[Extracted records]
★ ★ ★ ★ ★ ★ ★
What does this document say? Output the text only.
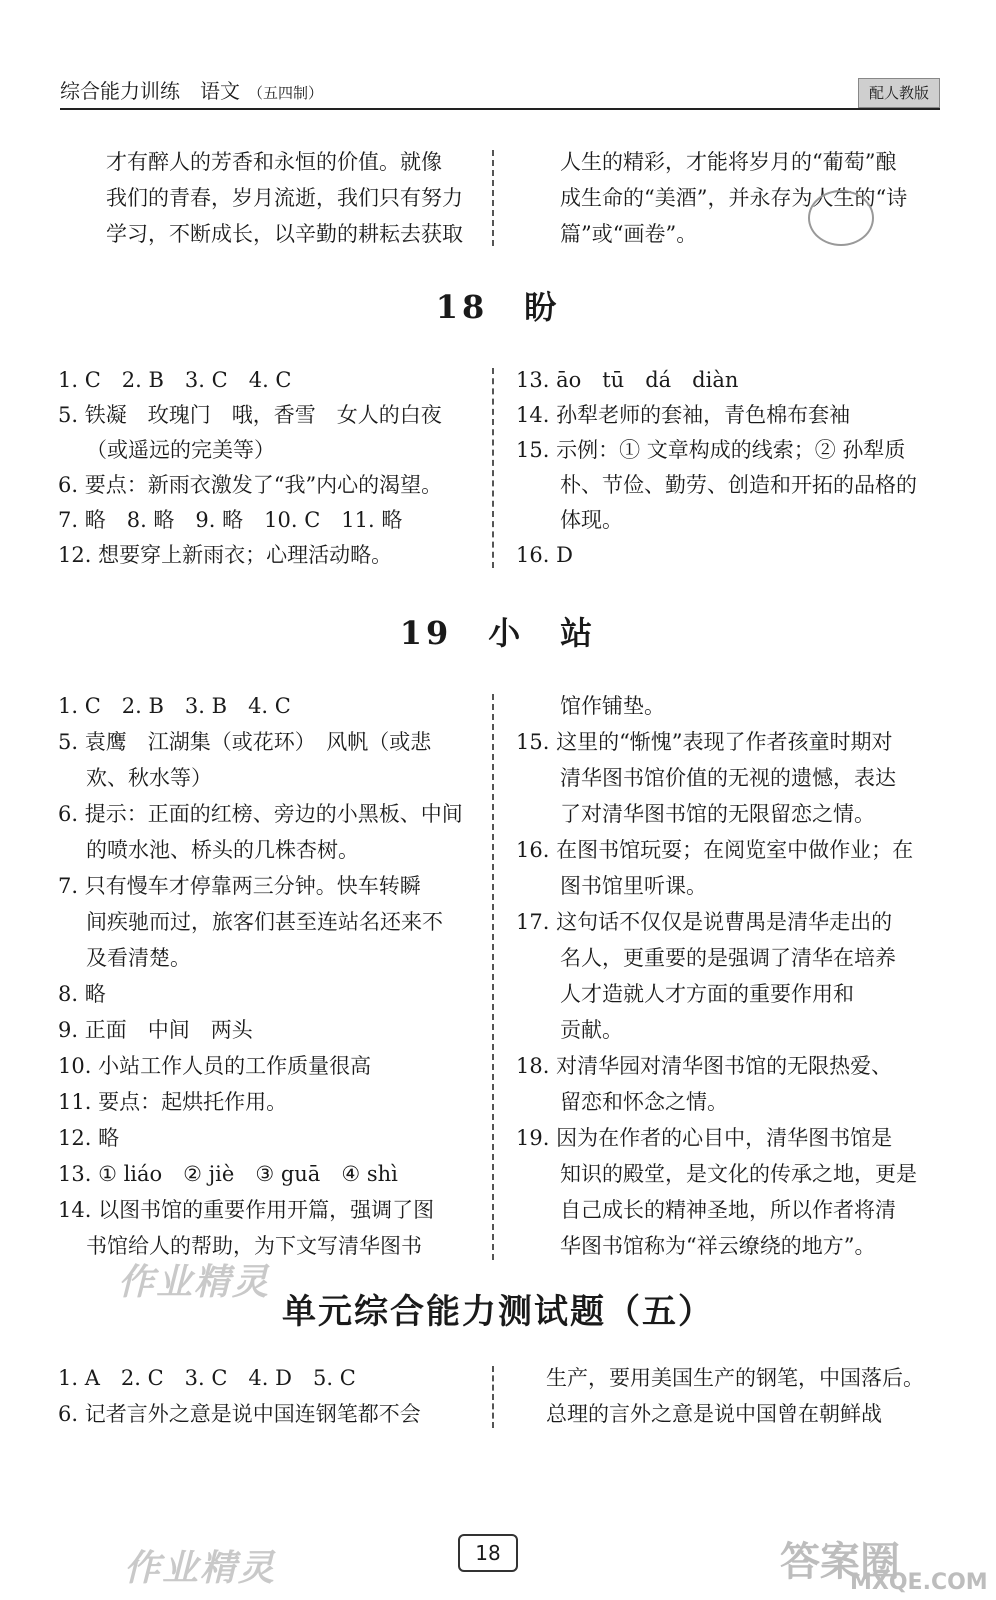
综合能力训练　语文 （五四制）	配人教版
才有醉人的芳香和永恒的价值。就像
我们的青春，岁月流逝，我们只有努力
学习，不断成长，以辛勤的耕耘去获取
人生的精彩，才能将岁月的“葡萄”酿
成生命的“美酒”，并永存为人生的“诗
篇”或“画卷”。
18　盼
1. C　2. B　3. C　4. C
5. 铁凝　玫瑰门　哦，香雪　女人的白夜
（或遥远的完美等）
6. 要点：新雨衣激发了“我”内心的渴望。
7. 略　8. 略　9. 略　10. C　11. 略
12. 想要穿上新雨衣；心理活动略。
13. āo　tū　dá　diàn
14. 孙犁老师的套袖，青色棉布套袖
15. 示例：① 文章构成的线索；② 孙犁质
朴、节俭、勤劳、创造和开拓的品格的
体现。
16. D
19　小　站
1. C　2. B　3. B　4. C
5. 袁鹰　江湖集（或花环）　风帆（或悲
欢、秋水等）
6. 提示：正面的红榜、旁边的小黑板、中间
的喷水池、桥头的几株杏树。
7. 只有慢车才停靠两三分钟。快车转瞬
间疾驰而过，旅客们甚至连站名还来不
及看清楚。
8. 略
9. 正面　中间　两头
10. 小站工作人员的工作质量很高
11. 要点：起烘托作用。
12. 略
13. ① liáo　② jiè　③ guā　④ shì
14. 以图书馆的重要作用开篇，强调了图
书馆给人的帮助，为下文写清华图书
馆作铺垫。
15. 这里的“惭愧”表现了作者孩童时期对
清华图书馆价值的无视的遗憾，表达
了对清华图书馆的无限留恋之情。
16. 在图书馆玩耍；在阅览室中做作业；在
图书馆里听课。
17. 这句话不仅仅是说曹禺是清华走出的
名人，更重要的是强调了清华在培养
人才造就人才方面的重要作用和
贡献。
18. 对清华园对清华图书馆的无限热爱、
留恋和怀念之情。
19. 因为在作者的心目中，清华图书馆是
知识的殿堂，是文化的传承之地，更是
自己成长的精神圣地，所以作者将清
华图书馆称为“祥云缭绕的地方”。
作业精灵
单元综合能力测试题（五）
1. A　2. C　3. C　4. D　5. C
6. 记者言外之意是说中国连钢笔都不会
生产，要用美国生产的钢笔，中国落后。
总理的言外之意是说中国曾在朝鲜战
作业精灵	18	答案圈
MXQE.COM
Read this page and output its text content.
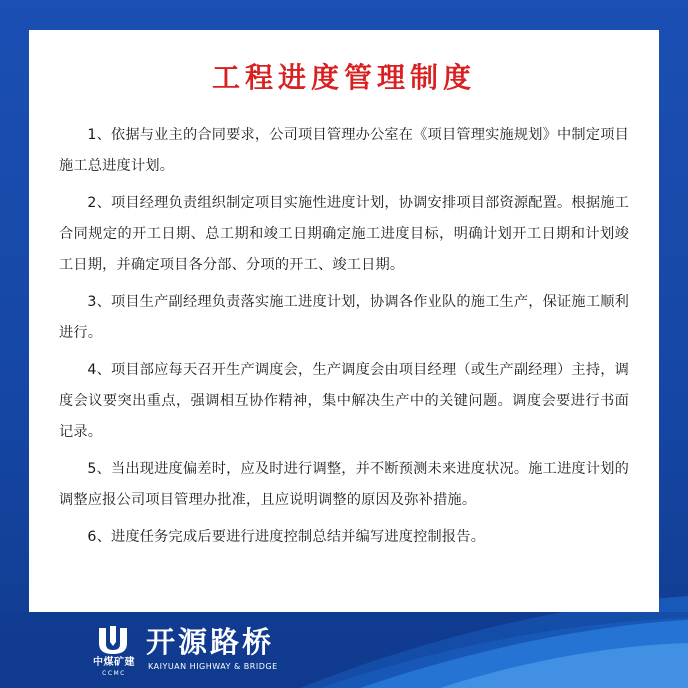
工程进度管理制度

1、依据与业主的合同要求，公司项目管理办公室在《项目管理实施规划》中制定项目施工总进度计划。

2、项目经理负责组织制定项目实施性进度计划，协调安排项目部资源配置。根据施工合同规定的开工日期、总工期和竣工日期确定施工进度目标，明确计划开工日期和计划竣工日期，并确定项目各分部、分项的开工、竣工日期。

3、项目生产副经理负责落实施工进度计划，协调各作业队的施工生产，保证施工顺利进行。

4、项目部应每天召开生产调度会，生产调度会由项目经理（或生产副经理）主持，调度会议要突出重点，强调相互协作精神，集中解决生产中的关键问题。调度会要进行书面记录。

5、当出现进度偏差时，应及时进行调整，并不断预测未来进度状况。施工进度计划的调整应报公司项目管理办批准，且应说明调整的原因及弥补措施。

6、进度任务完成后要进行进度控制总结并编写进度控制报告。

中煤矿建
CCMC
开源路桥
KAIYUAN HIGHWAY & BRIDGE
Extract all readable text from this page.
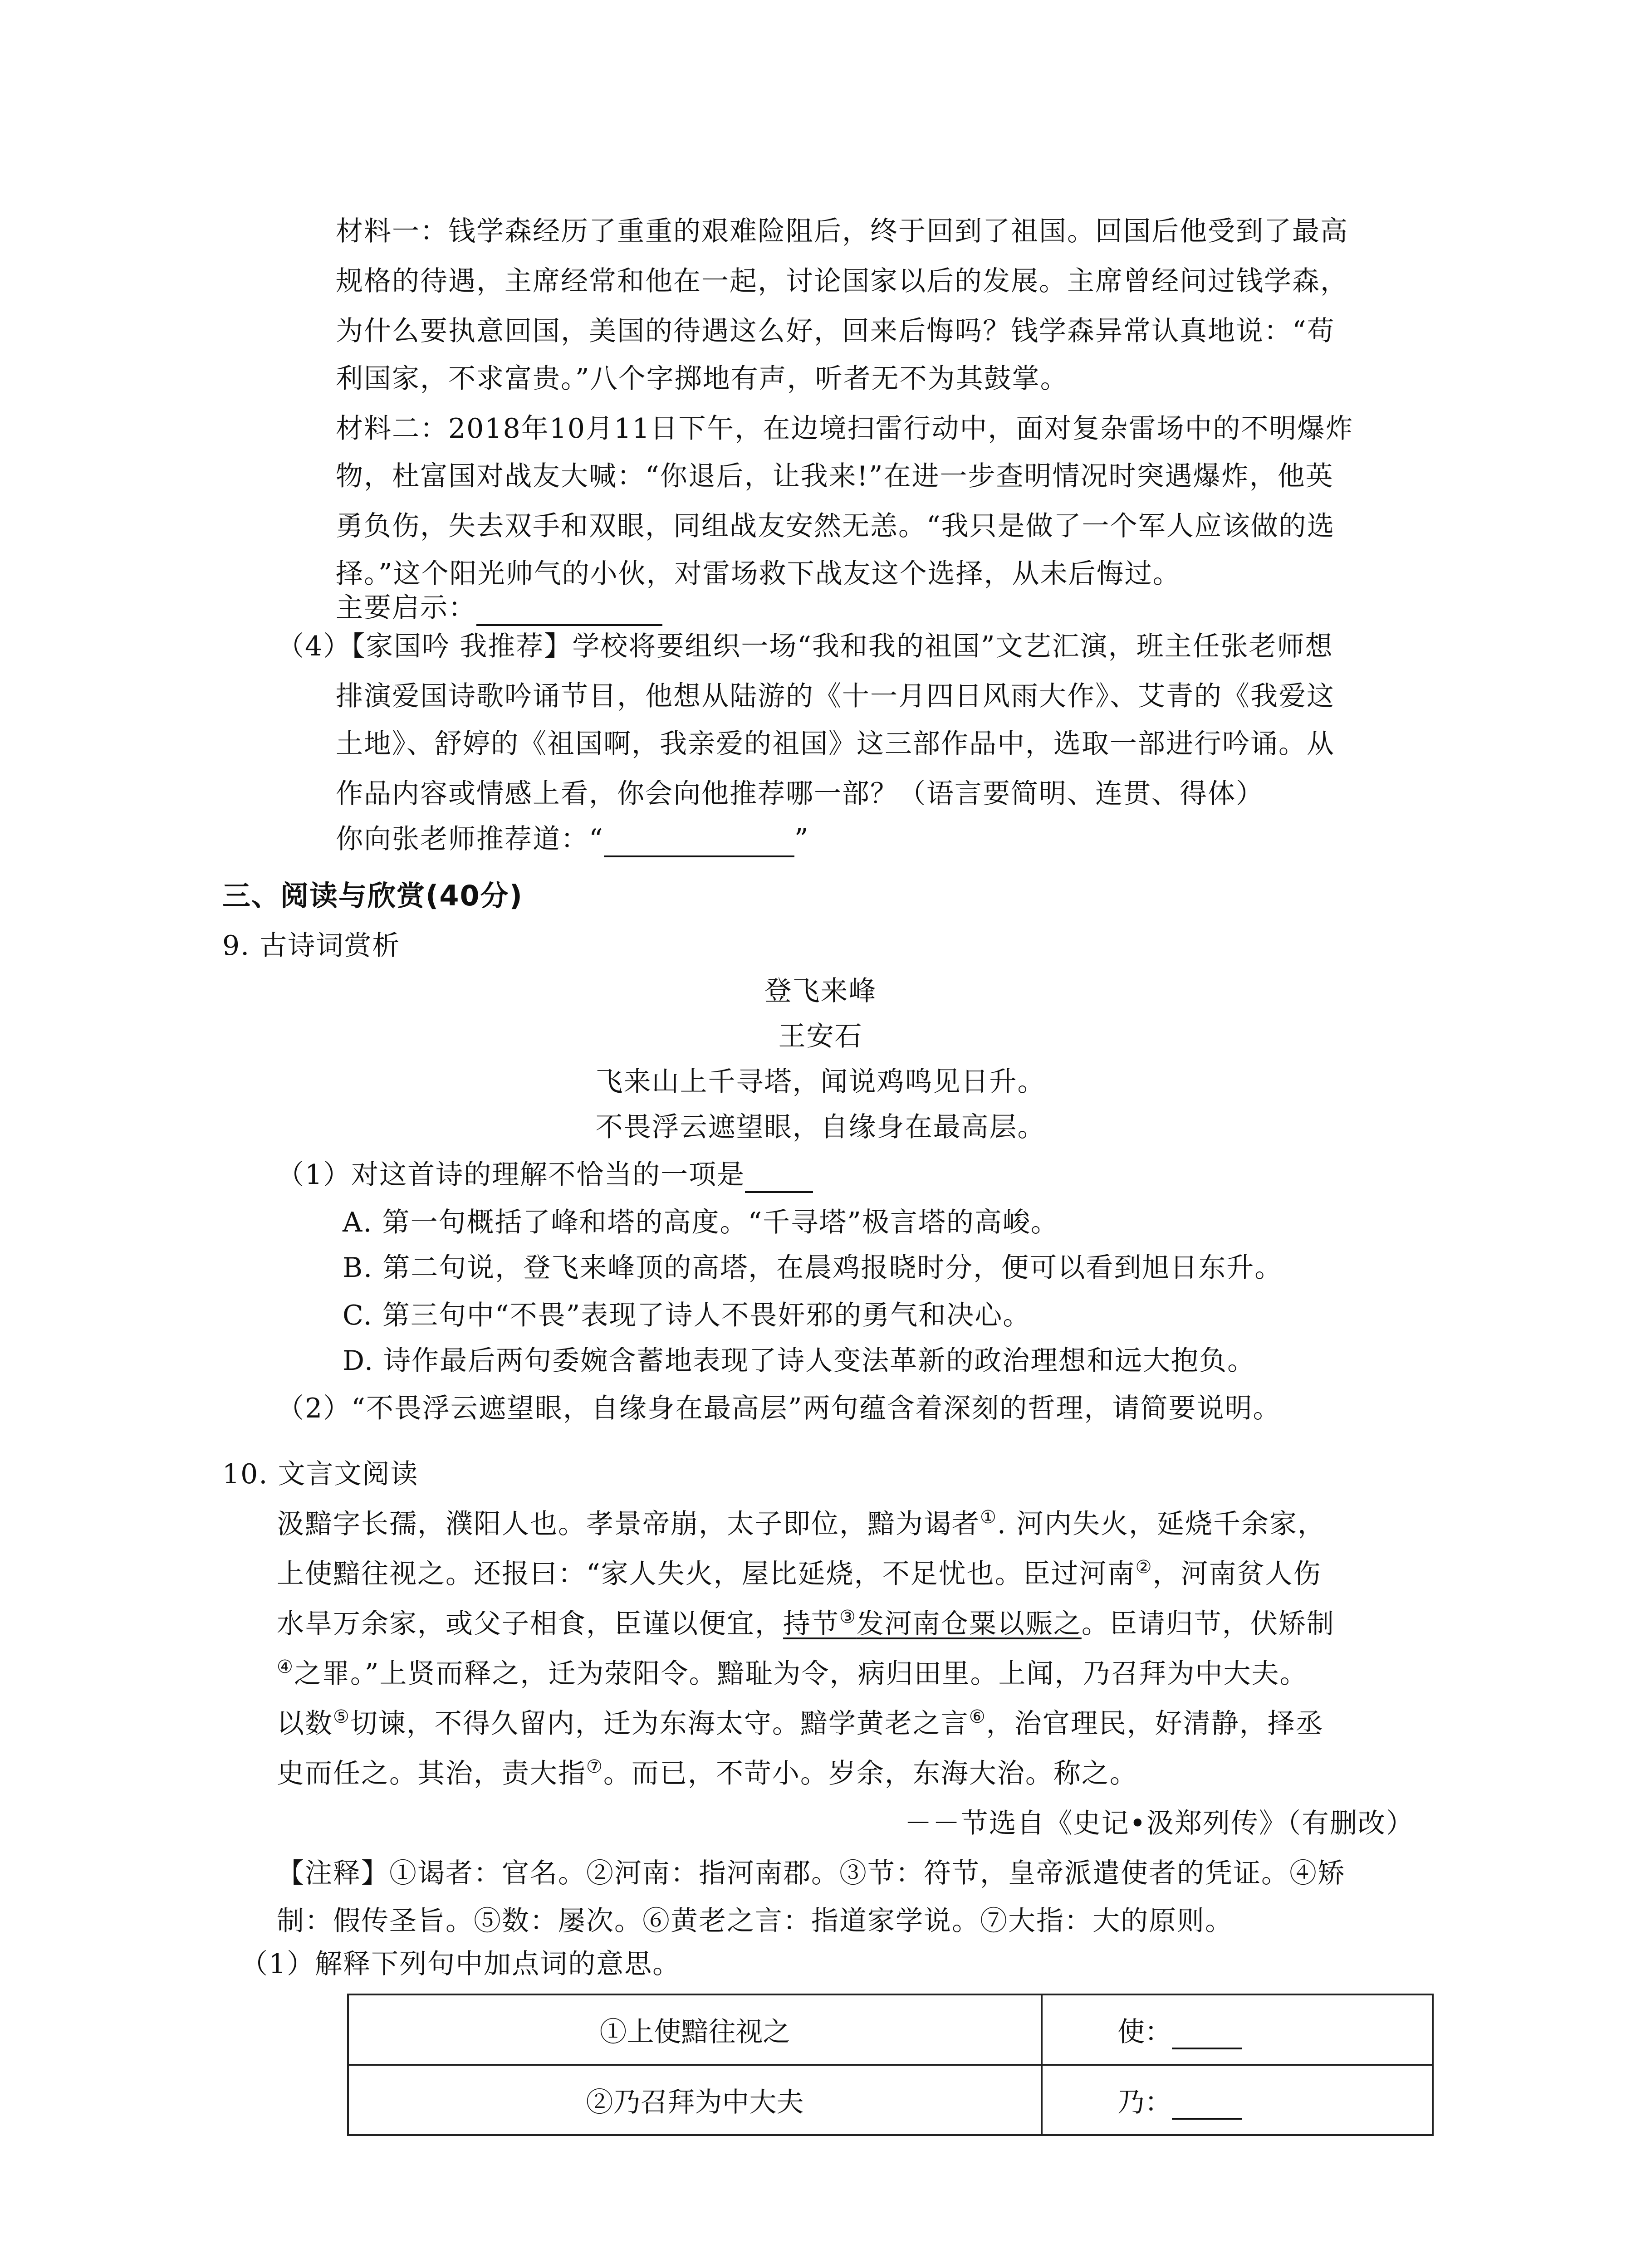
材料一：钱学森经历了重重的艰难险阻后，终于回到了祖国。回国后他受到了最高
规格的待遇，主席经常和他在一起，讨论国家以后的发展。主席曾经问过钱学森，
为什么要执意回国，美国的待遇这么好，回来后悔吗？钱学森异常认真地说：“苟
利国家，不求富贵。”八个字掷地有声，听者无不为其鼓掌。
材料二：2018年10月11日下午，在边境扫雷行动中，面对复杂雷场中的不明爆炸
物，杜富国对战友大喊：“你退后，让我来!”在进一步查明情况时突遇爆炸，他英
勇负伤，失去双手和双眼，同组战友安然无恙。“我只是做了一个军人应该做的选
择。”这个阳光帅气的小伙，对雷场救下战友这个选择，从未后悔过。
主要启示：
（4）【家国吟 我推荐】学校将要组织一场“我和我的祖国”文艺汇演，班主任张老师想
排演爱国诗歌吟诵节目，他想从陆游的《十一月四日风雨大作》、艾青的《我爱这
土地》、舒婷的《祖国啊，我亲爱的祖国》这三部作品中，选取一部进行吟诵。从
作品内容或情感上看，你会向他推荐哪一部？（语言要简明、连贯、得体）
你向张老师推荐道：“	”
三、阅读与欣赏(40分)
9. 古诗词赏析
登飞来峰
王安石
飞来山上千寻塔，闻说鸡鸣见日升。
不畏浮云遮望眼，自缘身在最高层。
（1）对这首诗的理解不恰当的一项是
A. 第一句概括了峰和塔的高度。“千寻塔”极言塔的高峻。
B. 第二句说，登飞来峰顶的高塔，在晨鸡报晓时分，便可以看到旭日东升。
C. 第三句中“不畏”表现了诗人不畏奸邪的勇气和决心。
D. 诗作最后两句委婉含蓄地表现了诗人变法革新的政治理想和远大抱负。
（2）“不畏浮云遮望眼，自缘身在最高层”两句蕴含着深刻的哲理，请简要说明。
10. 文言文阅读
汲黯字长孺，濮阳人也。孝景帝崩，太子即位，黯为谒者①. 河内失火，延烧千余家，
上使黯往视之。还报曰：“家人失火，屋比延烧，不足忧也。臣过河南②，河南贫人伤
水旱万余家，或父子相食，臣谨以便宜，持节③发河南仓粟以赈之。臣请归节，伏矫制
④之罪。”上贤而释之，迁为荥阳令。黯耻为令，病归田里。上闻，乃召拜为中大夫。
以数⑤切谏，不得久留内，迁为东海太守。黯学黄老之言⑥，治官理民，好清静，择丞
史而任之。其治，责大指⑦。而已，不苛小。岁余，东海大治。称之。
－－节选自《史记•汲郑列传》（有删改）
【注释】①谒者：官名。②河南：指河南郡。③节：符节，皇帝派遣使者的凭证。④矫
制：假传圣旨。⑤数：屡次。⑥黄老之言：指道家学说。⑦大指：大的原则。
（1）解释下列句中加点词的意思。
①上使黯往视之	使：
②乃召拜为中大夫	乃：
★ ★ ★ ★ ★ ★ ★
Go through the listing above and quote it exactly, apart from its images.

What does this document say? Output the text only.
综合能力训练　语文 （五四制）	配人教版
才有醉人的芳香和永恒的价值。就像
我们的青春，岁月流逝，我们只有努力
学习，不断成长，以辛勤的耕耘去获取
人生的精彩，才能将岁月的“葡萄”酿
成生命的“美酒”，并永存为人生的“诗
篇”或“画卷”。
18　盼
1. C　2. B　3. C　4. C
5. 铁凝　玫瑰门　哦，香雪　女人的白夜
（或遥远的完美等）
6. 要点：新雨衣激发了“我”内心的渴望。
7. 略　8. 略　9. 略　10. C　11. 略
12. 想要穿上新雨衣；心理活动略。
13. āo　tū　dá　diàn
14. 孙犁老师的套袖，青色棉布套袖
15. 示例：① 文章构成的线索；② 孙犁质
朴、节俭、勤劳、创造和开拓的品格的
体现。
16. D
19　小　站
1. C　2. B　3. B　4. C
5. 袁鹰　江湖集（或花环）　风帆（或悲
欢、秋水等）
6. 提示：正面的红榜、旁边的小黑板、中间
的喷水池、桥头的几株杏树。
7. 只有慢车才停靠两三分钟。快车转瞬
间疾驰而过，旅客们甚至连站名还来不
及看清楚。
8. 略
9. 正面　中间　两头
10. 小站工作人员的工作质量很高
11. 要点：起烘托作用。
12. 略
13. ① liáo　② jiè　③ guā　④ shì
14. 以图书馆的重要作用开篇，强调了图
书馆给人的帮助，为下文写清华图书
馆作铺垫。
15. 这里的“惭愧”表现了作者孩童时期对
清华图书馆价值的无视的遗憾，表达
了对清华图书馆的无限留恋之情。
16. 在图书馆玩耍；在阅览室中做作业；在
图书馆里听课。
17. 这句话不仅仅是说曹禺是清华走出的
名人，更重要的是强调了清华在培养
人才造就人才方面的重要作用和
贡献。
18. 对清华园对清华图书馆的无限热爱、
留恋和怀念之情。
19. 因为在作者的心目中，清华图书馆是
知识的殿堂，是文化的传承之地，更是
自己成长的精神圣地，所以作者将清
华图书馆称为“祥云缭绕的地方”。
作业精灵
单元综合能力测试题（五）
1. A　2. C　3. C　4. D　5. C
6. 记者言外之意是说中国连钢笔都不会
生产，要用美国生产的钢笔，中国落后。
总理的言外之意是说中国曾在朝鲜战
作业精灵	18	答案圈
MXQE.COM
Read this page and output its text content.
工程进度管理制度

1、依据与业主的合同要求，公司项目管理办公室在《项目管理实施规划》中制定项目施工总进度计划。

2、项目经理负责组织制定项目实施性进度计划，协调安排项目部资源配置。根据施工合同规定的开工日期、总工期和竣工日期确定施工进度目标，明确计划开工日期和计划竣工日期，并确定项目各分部、分项的开工、竣工日期。

3、项目生产副经理负责落实施工进度计划，协调各作业队的施工生产，保证施工顺利进行。

4、项目部应每天召开生产调度会，生产调度会由项目经理（或生产副经理）主持，调度会议要突出重点，强调相互协作精神，集中解决生产中的关键问题。调度会要进行书面记录。

5、当出现进度偏差时，应及时进行调整，并不断预测未来进度状况。施工进度计划的调整应报公司项目管理办批准，且应说明调整的原因及弥补措施。

6、进度任务完成后要进行进度控制总结并编写进度控制报告。

中煤矿建
CCMC
开源路桥
KAIYUAN HIGHWAY & BRIDGE
Extract all readable text from this page.
材料一：钱学森经历了重重的艰难险阻后，终于回到了祖国。回国后他受到了最高
规格的待遇，主席经常和他在一起，讨论国家以后的发展。主席曾经问过钱学森，
为什么要执意回国，美国的待遇这么好，回来后悔吗？钱学森异常认真地说：“苟
利国家，不求富贵。”八个字掷地有声，听者无不为其鼓掌。
材料二：2018年10月11日下午，在边境扫雷行动中，面对复杂雷场中的不明爆炸
物，杜富国对战友大喊：“你退后，让我来!”在进一步查明情况时突遇爆炸，他英
勇负伤，失去双手和双眼，同组战友安然无恙。“我只是做了一个军人应该做的选
择。”这个阳光帅气的小伙，对雷场救下战友这个选择，从未后悔过。
主要启示：
（4）【家国吟 我推荐】学校将要组织一场“我和我的祖国”文艺汇演，班主任张老师想
排演爱国诗歌吟诵节目，他想从陆游的《十一月四日风雨大作》、艾青的《我爱这
土地》、舒婷的《祖国啊，我亲爱的祖国》这三部作品中，选取一部进行吟诵。从
作品内容或情感上看，你会向他推荐哪一部？（语言要简明、连贯、得体）
你向张老师推荐道：“	”
三、阅读与欣赏(40分)
9. 古诗词赏析
登飞来峰
王安石
飞来山上千寻塔，闻说鸡鸣见日升。
不畏浮云遮望眼，自缘身在最高层。
（1）对这首诗的理解不恰当的一项是
A. 第一句概括了峰和塔的高度。“千寻塔”极言塔的高峻。
B. 第二句说，登飞来峰顶的高塔，在晨鸡报晓时分，便可以看到旭日东升。
C. 第三句中“不畏”表现了诗人不畏奸邪的勇气和决心。
D. 诗作最后两句委婉含蓄地表现了诗人变法革新的政治理想和远大抱负。
（2）“不畏浮云遮望眼，自缘身在最高层”两句蕴含着深刻的哲理，请简要说明。
10. 文言文阅读
汲黯字长孺，濮阳人也。孝景帝崩，太子即位，黯为谒者①. 河内失火，延烧千余家，
上使黯往视之。还报曰：“家人失火，屋比延烧，不足忧也。臣过河南②，河南贫人伤
水旱万余家，或父子相食，臣谨以便宜，持节③发河南仓粟以赈之。臣请归节，伏矫制
④之罪。”上贤而释之，迁为荥阳令。黯耻为令，病归田里。上闻，乃召拜为中大夫。
以数⑤切谏，不得久留内，迁为东海太守。黯学黄老之言⑥，治官理民，好清静，择丞
史而任之。其治，责大指⑦。而已，不苛小。岁余，东海大治。称之。
－－节选自《史记•汲郑列传》（有删改）
【注释】①谒者：官名。②河南：指河南郡。③节：符节，皇帝派遣使者的凭证。④矫
制：假传圣旨。⑤数：屡次。⑥黄老之言：指道家学说。⑦大指：大的原则。
（1）解释下列句中加点词的意思。
①上使黯往视之	使：
②乃召拜为中大夫	乃：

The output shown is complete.